#### WHAT YOU WILL DO:
Each record below is to be copied word for word, with pictures removed.

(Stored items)
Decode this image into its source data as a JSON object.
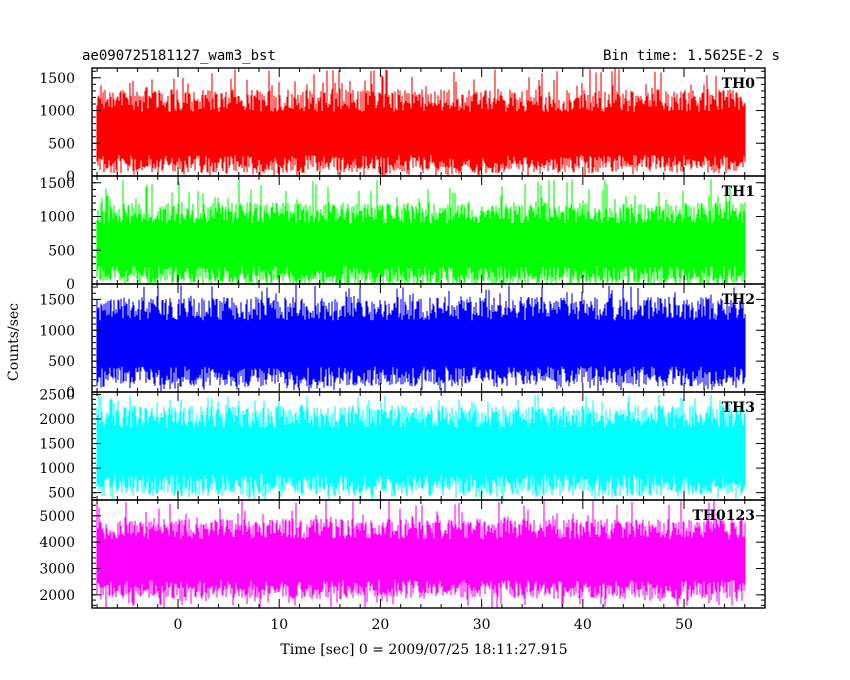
{
  "chart_data": {
    "type": "line",
    "title": "ae090725181127_wam3_bst",
    "subtitle": "Bin time: 1.5625E-2 s",
    "xlabel": "Time [sec] 0 = 2009/07/25 18:11:27.915",
    "ylabel": "Counts/sec",
    "xlim": [
      -8.5,
      58
    ],
    "x_ticks": [
      0,
      10,
      20,
      30,
      40,
      50
    ],
    "data_x_range": [
      -8,
      56
    ],
    "bin_time": 0.015625,
    "panels": [
      {
        "name": "TH0",
        "color": "#ff0000",
        "ylim": [
          0,
          1650
        ],
        "y_ticks": [
          0,
          500,
          1000,
          1500
        ],
        "y_tick_labels": [
          "0",
          "500",
          "1000",
          "1500"
        ],
        "typical_low": 180,
        "typical_high": 1150,
        "spike_min": 0,
        "spike_max": 1650,
        "center": 650
      },
      {
        "name": "TH1",
        "color": "#00ff00",
        "ylim": [
          0,
          1600
        ],
        "y_ticks": [
          0,
          500,
          1000,
          1500
        ],
        "y_tick_labels": [
          "0",
          "500",
          "1000",
          "1500"
        ],
        "typical_low": 120,
        "typical_high": 1050,
        "spike_min": 0,
        "spike_max": 1550,
        "center": 600
      },
      {
        "name": "TH2",
        "color": "#0000ff",
        "ylim": [
          0,
          1750
        ],
        "y_ticks": [
          0,
          500,
          1000,
          1500
        ],
        "y_tick_labels": [
          "0",
          "500",
          "1000",
          "1500"
        ],
        "typical_low": 250,
        "typical_high": 1350,
        "spike_min": 0,
        "spike_max": 1750,
        "center": 800
      },
      {
        "name": "TH3",
        "color": "#00ffff",
        "ylim": [
          350,
          2550
        ],
        "y_ticks": [
          500,
          1000,
          1500,
          2000,
          2500
        ],
        "y_tick_labels": [
          "500",
          "1000",
          "1500",
          "2000",
          "2500"
        ],
        "typical_low": 650,
        "typical_high": 2050,
        "spike_min": 350,
        "spike_max": 2500,
        "center": 1400
      },
      {
        "name": "TH0123",
        "color": "#ff00ff",
        "ylim": [
          1500,
          5600
        ],
        "y_ticks": [
          2000,
          3000,
          4000,
          5000
        ],
        "y_tick_labels": [
          "2000",
          "3000",
          "4000",
          "5000"
        ],
        "typical_low": 2200,
        "typical_high": 4500,
        "spike_min": 1500,
        "spike_max": 5600,
        "center": 3400
      }
    ]
  }
}
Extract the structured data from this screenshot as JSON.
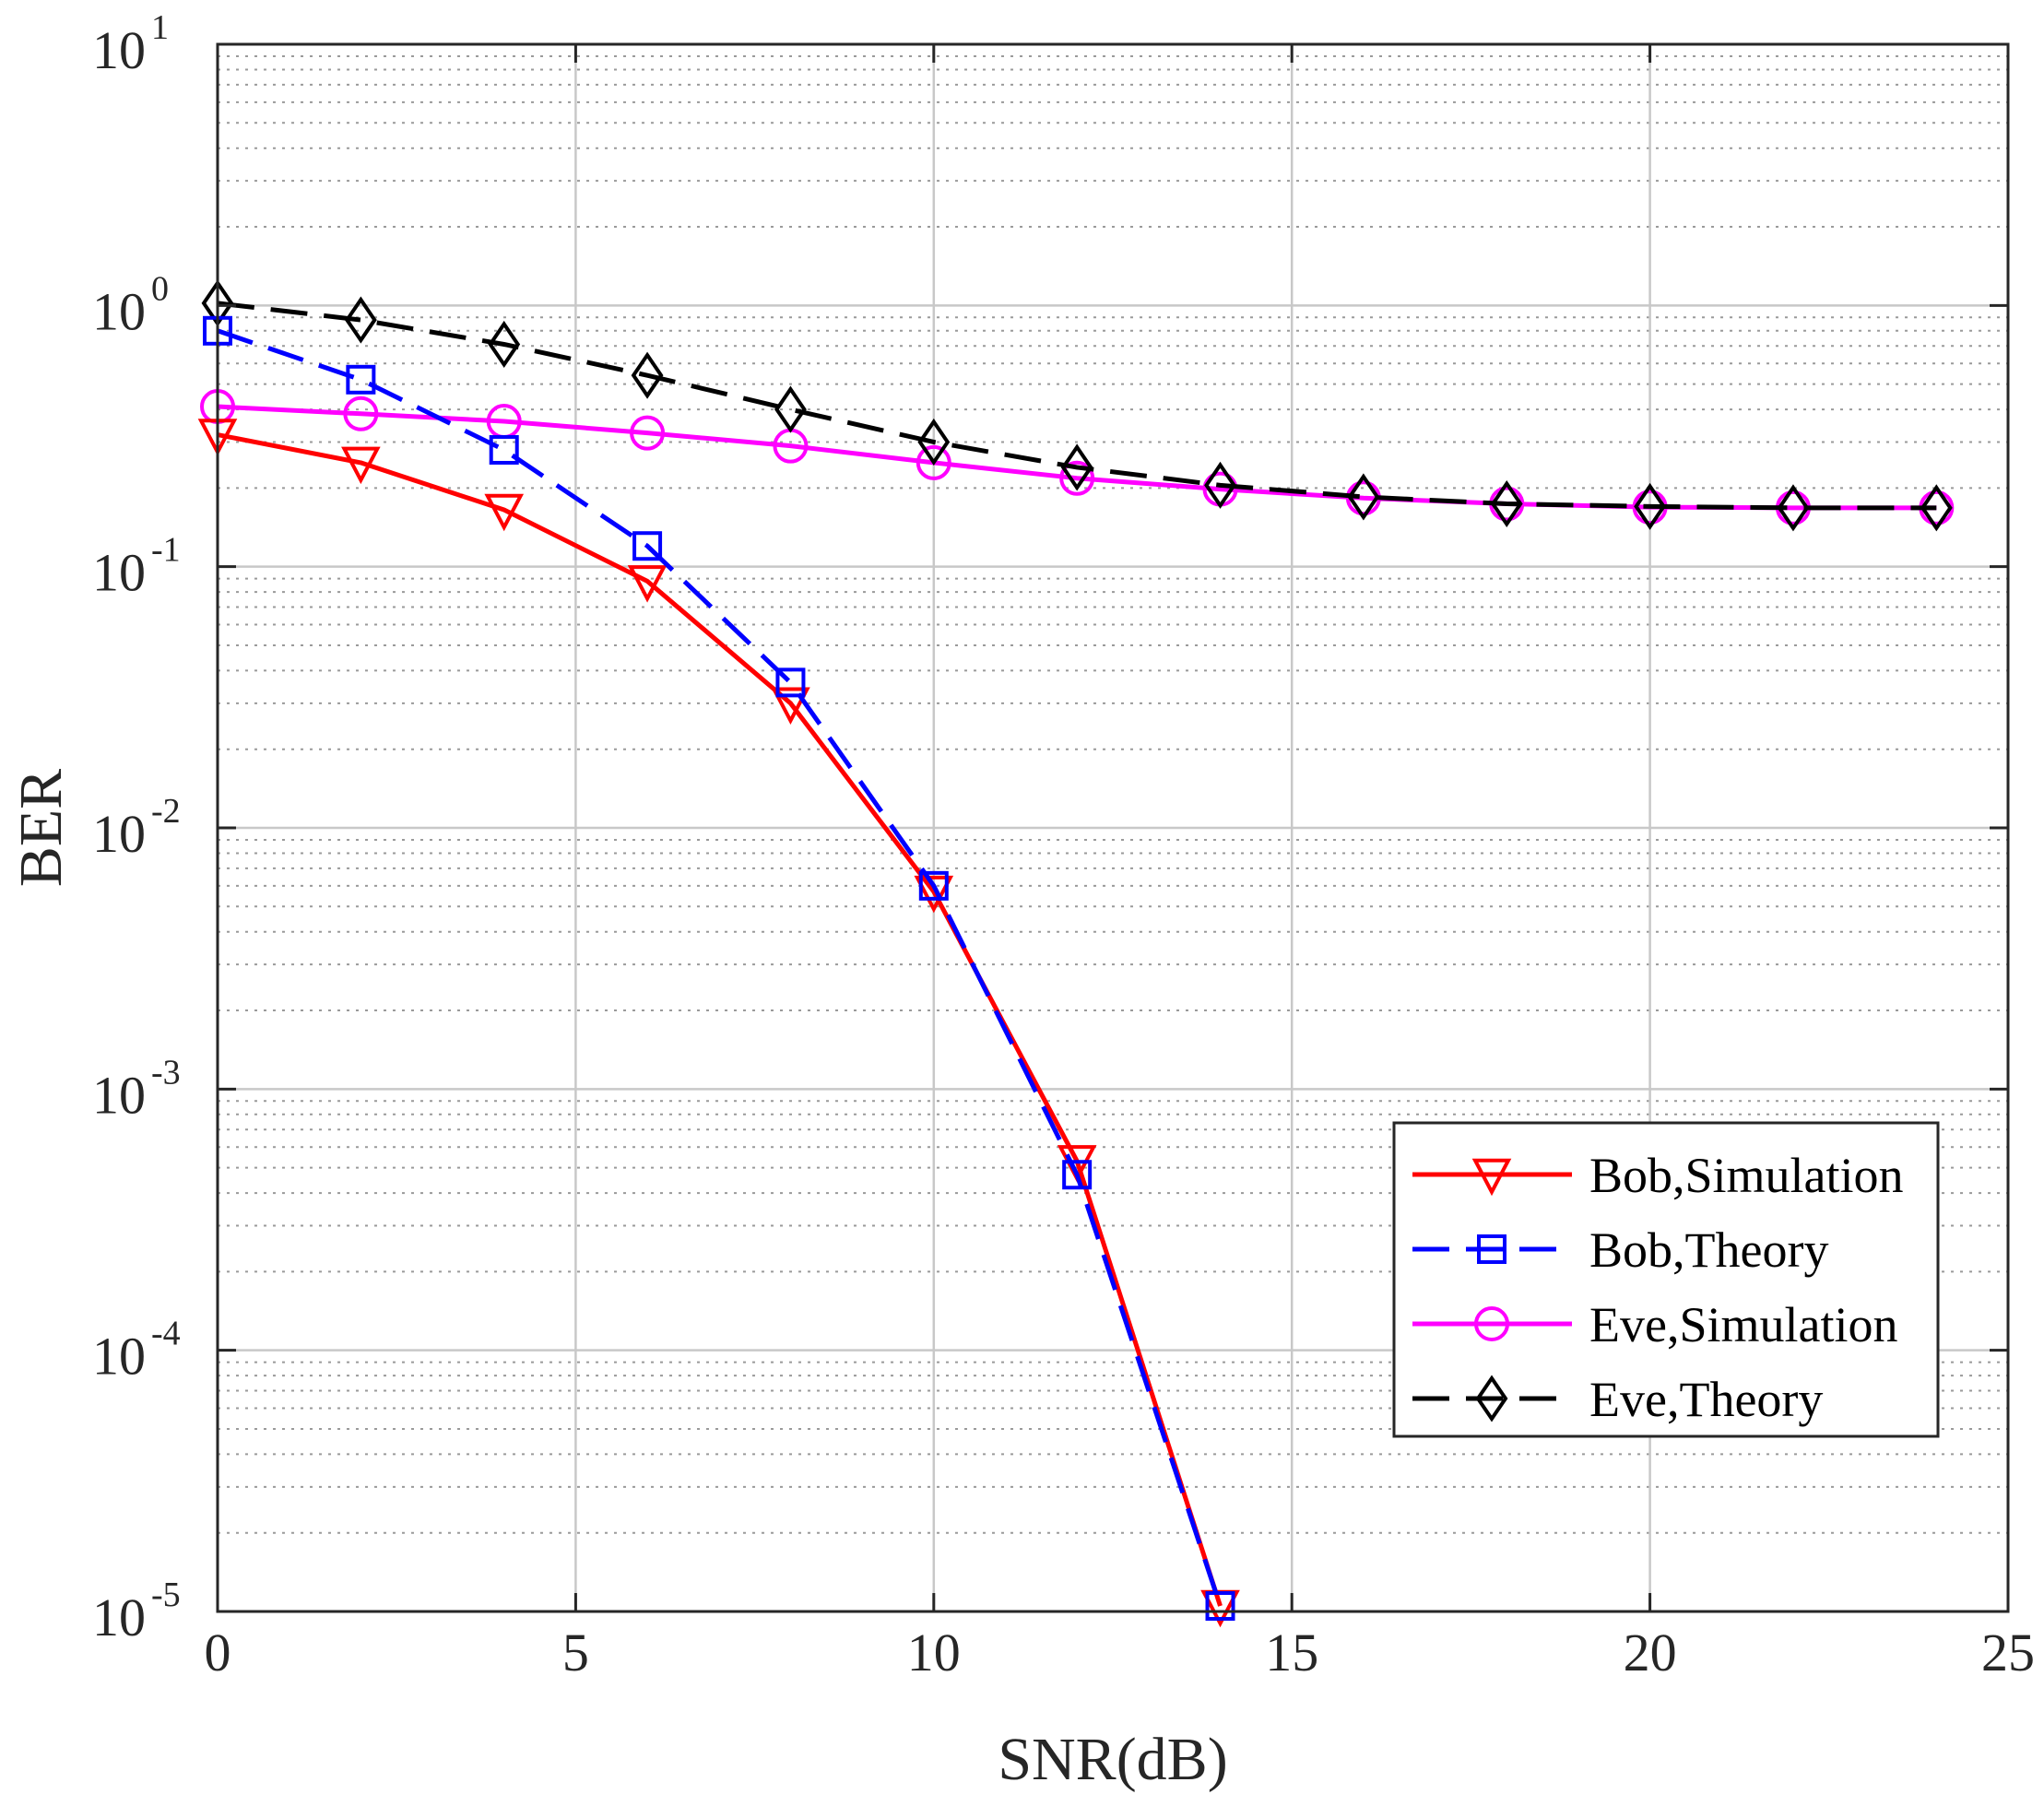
{
  "chart_data": {
    "type": "line",
    "xlabel": "SNR(dB)",
    "ylabel": "BER",
    "xlim": [
      0,
      25
    ],
    "ylim": [
      1e-05,
      10
    ],
    "yscale": "log",
    "grid": true,
    "minor_grid": true,
    "x_ticks": [
      "0",
      "5",
      "10",
      "15",
      "20",
      "25"
    ],
    "x_tick_values": [
      0,
      5,
      10,
      15,
      20,
      25
    ],
    "y_ticks": [
      {
        "base": "10",
        "exp": "1"
      },
      {
        "base": "10",
        "exp": "0"
      },
      {
        "base": "10",
        "exp": "-1"
      },
      {
        "base": "10",
        "exp": "-2"
      },
      {
        "base": "10",
        "exp": "-3"
      },
      {
        "base": "10",
        "exp": "-4"
      },
      {
        "base": "10",
        "exp": "-5"
      }
    ],
    "legend_position": "bottom-right",
    "series": [
      {
        "name": "Bob,Simulation",
        "color": "#ff0000",
        "line_style": "solid",
        "marker": "triangle-down",
        "x": [
          0,
          2,
          4,
          6,
          8,
          10,
          12,
          14
        ],
        "y": [
          0.32,
          0.25,
          0.165,
          0.088,
          0.03,
          0.0057,
          0.00053,
          1.05e-05
        ]
      },
      {
        "name": "Bob,Theory",
        "color": "#0000ff",
        "line_style": "dashed",
        "marker": "square",
        "x": [
          0,
          2,
          4,
          6,
          8,
          10,
          12,
          14
        ],
        "y": [
          0.8,
          0.52,
          0.28,
          0.12,
          0.036,
          0.006,
          0.00047,
          1.05e-05
        ]
      },
      {
        "name": "Eve,Simulation",
        "color": "#ff00ff",
        "line_style": "solid",
        "marker": "circle",
        "x": [
          0,
          2,
          4,
          6,
          8,
          10,
          12,
          14,
          16,
          18,
          20,
          22,
          24
        ],
        "y": [
          0.41,
          0.385,
          0.36,
          0.325,
          0.29,
          0.25,
          0.218,
          0.198,
          0.183,
          0.174,
          0.169,
          0.168,
          0.168
        ]
      },
      {
        "name": "Eve,Theory",
        "color": "#000000",
        "line_style": "dashed",
        "marker": "diamond",
        "x": [
          0,
          2,
          4,
          6,
          8,
          10,
          12,
          14,
          16,
          18,
          20,
          22,
          24
        ],
        "y": [
          1.02,
          0.88,
          0.71,
          0.54,
          0.4,
          0.3,
          0.24,
          0.205,
          0.185,
          0.174,
          0.17,
          0.168,
          0.168
        ]
      }
    ]
  }
}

#### RESPONSE TO THIS TASK:
Decode this image into its source data as a JSON object.
{
  "chart_data": {
    "type": "line",
    "title": "ae090725181127_wam3_bst",
    "subtitle": "Bin time: 1.5625E-2 s",
    "xlabel": "Time [sec] 0 = 2009/07/25 18:11:27.915",
    "ylabel": "Counts/sec",
    "xlim": [
      -8.5,
      58
    ],
    "x_ticks": [
      0,
      10,
      20,
      30,
      40,
      50
    ],
    "data_x_range": [
      -8,
      56
    ],
    "bin_time": 0.015625,
    "panels": [
      {
        "name": "TH0",
        "color": "#ff0000",
        "ylim": [
          0,
          1650
        ],
        "y_ticks": [
          0,
          500,
          1000,
          1500
        ],
        "y_tick_labels": [
          "0",
          "500",
          "1000",
          "1500"
        ],
        "typical_low": 180,
        "typical_high": 1150,
        "spike_min": 0,
        "spike_max": 1650,
        "center": 650
      },
      {
        "name": "TH1",
        "color": "#00ff00",
        "ylim": [
          0,
          1600
        ],
        "y_ticks": [
          0,
          500,
          1000,
          1500
        ],
        "y_tick_labels": [
          "0",
          "500",
          "1000",
          "1500"
        ],
        "typical_low": 120,
        "typical_high": 1050,
        "spike_min": 0,
        "spike_max": 1550,
        "center": 600
      },
      {
        "name": "TH2",
        "color": "#0000ff",
        "ylim": [
          0,
          1750
        ],
        "y_ticks": [
          0,
          500,
          1000,
          1500
        ],
        "y_tick_labels": [
          "0",
          "500",
          "1000",
          "1500"
        ],
        "typical_low": 250,
        "typical_high": 1350,
        "spike_min": 0,
        "spike_max": 1750,
        "center": 800
      },
      {
        "name": "TH3",
        "color": "#00ffff",
        "ylim": [
          350,
          2550
        ],
        "y_ticks": [
          500,
          1000,
          1500,
          2000,
          2500
        ],
        "y_tick_labels": [
          "500",
          "1000",
          "1500",
          "2000",
          "2500"
        ],
        "typical_low": 650,
        "typical_high": 2050,
        "spike_min": 350,
        "spike_max": 2500,
        "center": 1400
      },
      {
        "name": "TH0123",
        "color": "#ff00ff",
        "ylim": [
          1500,
          5600
        ],
        "y_ticks": [
          2000,
          3000,
          4000,
          5000
        ],
        "y_tick_labels": [
          "2000",
          "3000",
          "4000",
          "5000"
        ],
        "typical_low": 2200,
        "typical_high": 4500,
        "spike_min": 1500,
        "spike_max": 5600,
        "center": 3400
      }
    ]
  }
}
Extract the structured data from this screenshot as JSON.
{
  "chart_data": {
    "type": "line",
    "xlabel": "SNR(dB)",
    "ylabel": "BER",
    "xlim": [
      0,
      25
    ],
    "ylim": [
      1e-05,
      10
    ],
    "yscale": "log",
    "grid": true,
    "minor_grid": true,
    "x_ticks": [
      "0",
      "5",
      "10",
      "15",
      "20",
      "25"
    ],
    "x_tick_values": [
      0,
      5,
      10,
      15,
      20,
      25
    ],
    "y_ticks": [
      {
        "base": "10",
        "exp": "1"
      },
      {
        "base": "10",
        "exp": "0"
      },
      {
        "base": "10",
        "exp": "-1"
      },
      {
        "base": "10",
        "exp": "-2"
      },
      {
        "base": "10",
        "exp": "-3"
      },
      {
        "base": "10",
        "exp": "-4"
      },
      {
        "base": "10",
        "exp": "-5"
      }
    ],
    "legend_position": "bottom-right",
    "series": [
      {
        "name": "Bob,Simulation",
        "color": "#ff0000",
        "line_style": "solid",
        "marker": "triangle-down",
        "x": [
          0,
          2,
          4,
          6,
          8,
          10,
          12,
          14
        ],
        "y": [
          0.32,
          0.25,
          0.165,
          0.088,
          0.03,
          0.0057,
          0.00053,
          1.05e-05
        ]
      },
      {
        "name": "Bob,Theory",
        "color": "#0000ff",
        "line_style": "dashed",
        "marker": "square",
        "x": [
          0,
          2,
          4,
          6,
          8,
          10,
          12,
          14
        ],
        "y": [
          0.8,
          0.52,
          0.28,
          0.12,
          0.036,
          0.006,
          0.00047,
          1.05e-05
        ]
      },
      {
        "name": "Eve,Simulation",
        "color": "#ff00ff",
        "line_style": "solid",
        "marker": "circle",
        "x": [
          0,
          2,
          4,
          6,
          8,
          10,
          12,
          14,
          16,
          18,
          20,
          22,
          24
        ],
        "y": [
          0.41,
          0.385,
          0.36,
          0.325,
          0.29,
          0.25,
          0.218,
          0.198,
          0.183,
          0.174,
          0.169,
          0.168,
          0.168
        ]
      },
      {
        "name": "Eve,Theory",
        "color": "#000000",
        "line_style": "dashed",
        "marker": "diamond",
        "x": [
          0,
          2,
          4,
          6,
          8,
          10,
          12,
          14,
          16,
          18,
          20,
          22,
          24
        ],
        "y": [
          1.02,
          0.88,
          0.71,
          0.54,
          0.4,
          0.3,
          0.24,
          0.205,
          0.185,
          0.174,
          0.17,
          0.168,
          0.168
        ]
      }
    ]
  }
}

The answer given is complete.